Copy every line from the records below that holds the word "Maintenance".

********************

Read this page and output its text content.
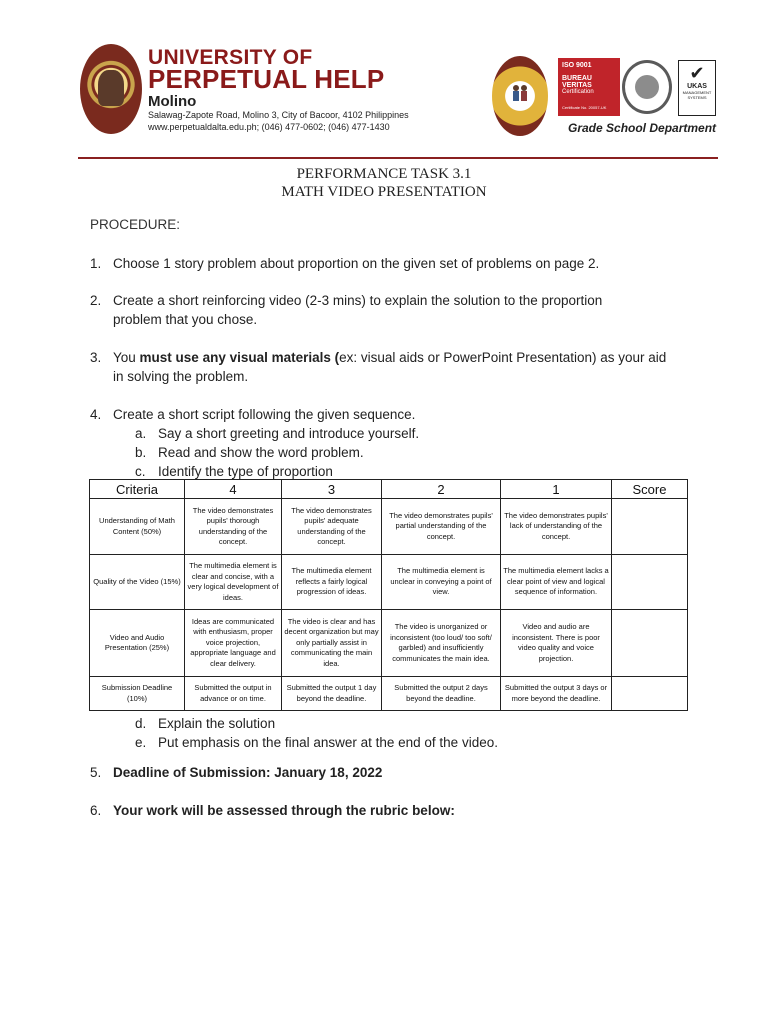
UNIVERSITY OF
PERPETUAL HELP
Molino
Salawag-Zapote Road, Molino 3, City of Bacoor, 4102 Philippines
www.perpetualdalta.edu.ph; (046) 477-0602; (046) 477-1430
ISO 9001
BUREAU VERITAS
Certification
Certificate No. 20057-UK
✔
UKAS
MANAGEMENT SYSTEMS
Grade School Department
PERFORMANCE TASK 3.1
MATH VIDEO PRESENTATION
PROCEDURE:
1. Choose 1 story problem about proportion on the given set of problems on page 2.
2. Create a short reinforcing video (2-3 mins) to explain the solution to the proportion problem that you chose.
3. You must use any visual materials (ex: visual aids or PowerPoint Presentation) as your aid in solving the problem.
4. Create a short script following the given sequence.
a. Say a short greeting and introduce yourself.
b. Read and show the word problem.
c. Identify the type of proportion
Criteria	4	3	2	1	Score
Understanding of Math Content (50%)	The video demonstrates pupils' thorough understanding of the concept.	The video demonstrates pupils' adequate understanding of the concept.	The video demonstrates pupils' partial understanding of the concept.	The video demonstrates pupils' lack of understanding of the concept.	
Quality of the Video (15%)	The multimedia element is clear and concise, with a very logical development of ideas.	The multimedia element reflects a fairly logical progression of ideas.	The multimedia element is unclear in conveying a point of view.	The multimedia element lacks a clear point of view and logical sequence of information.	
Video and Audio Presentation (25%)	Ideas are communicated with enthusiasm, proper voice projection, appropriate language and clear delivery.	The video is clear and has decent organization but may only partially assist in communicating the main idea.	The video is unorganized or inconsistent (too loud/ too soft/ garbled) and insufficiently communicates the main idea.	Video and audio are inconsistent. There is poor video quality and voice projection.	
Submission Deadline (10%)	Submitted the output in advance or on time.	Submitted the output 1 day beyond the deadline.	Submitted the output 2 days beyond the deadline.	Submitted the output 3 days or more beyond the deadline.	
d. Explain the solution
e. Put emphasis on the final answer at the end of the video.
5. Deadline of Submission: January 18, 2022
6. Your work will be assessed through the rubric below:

********************

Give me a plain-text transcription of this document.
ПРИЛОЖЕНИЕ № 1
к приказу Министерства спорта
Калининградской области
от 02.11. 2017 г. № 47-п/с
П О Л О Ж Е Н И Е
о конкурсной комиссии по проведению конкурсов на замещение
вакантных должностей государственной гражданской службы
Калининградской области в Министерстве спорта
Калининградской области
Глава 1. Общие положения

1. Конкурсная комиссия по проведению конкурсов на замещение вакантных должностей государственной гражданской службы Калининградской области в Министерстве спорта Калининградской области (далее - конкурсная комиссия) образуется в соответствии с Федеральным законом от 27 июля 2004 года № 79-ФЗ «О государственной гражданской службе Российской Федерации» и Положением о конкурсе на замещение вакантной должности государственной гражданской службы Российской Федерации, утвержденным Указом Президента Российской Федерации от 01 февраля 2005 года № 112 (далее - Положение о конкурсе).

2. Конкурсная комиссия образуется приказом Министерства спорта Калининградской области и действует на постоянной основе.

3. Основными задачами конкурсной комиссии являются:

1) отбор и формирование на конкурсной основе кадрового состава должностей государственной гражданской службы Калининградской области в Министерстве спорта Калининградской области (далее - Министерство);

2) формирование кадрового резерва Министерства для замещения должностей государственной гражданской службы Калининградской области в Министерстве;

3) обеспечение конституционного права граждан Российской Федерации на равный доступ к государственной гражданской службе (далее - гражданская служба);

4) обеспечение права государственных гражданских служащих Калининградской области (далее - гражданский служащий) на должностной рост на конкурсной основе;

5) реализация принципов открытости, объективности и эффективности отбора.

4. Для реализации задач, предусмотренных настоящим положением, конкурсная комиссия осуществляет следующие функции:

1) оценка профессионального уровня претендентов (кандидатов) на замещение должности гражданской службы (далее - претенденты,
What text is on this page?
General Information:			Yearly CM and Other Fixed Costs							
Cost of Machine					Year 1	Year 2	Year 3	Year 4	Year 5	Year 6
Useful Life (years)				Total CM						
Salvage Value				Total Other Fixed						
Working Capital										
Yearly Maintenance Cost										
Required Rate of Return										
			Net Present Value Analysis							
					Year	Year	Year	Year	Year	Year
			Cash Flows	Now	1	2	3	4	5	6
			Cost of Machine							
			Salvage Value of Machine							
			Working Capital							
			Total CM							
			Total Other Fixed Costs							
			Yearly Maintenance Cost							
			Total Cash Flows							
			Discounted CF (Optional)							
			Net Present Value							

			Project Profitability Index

********************

■ Output for this task
Yearly Maintenance Cost										
			Yearly Maintenance Cost							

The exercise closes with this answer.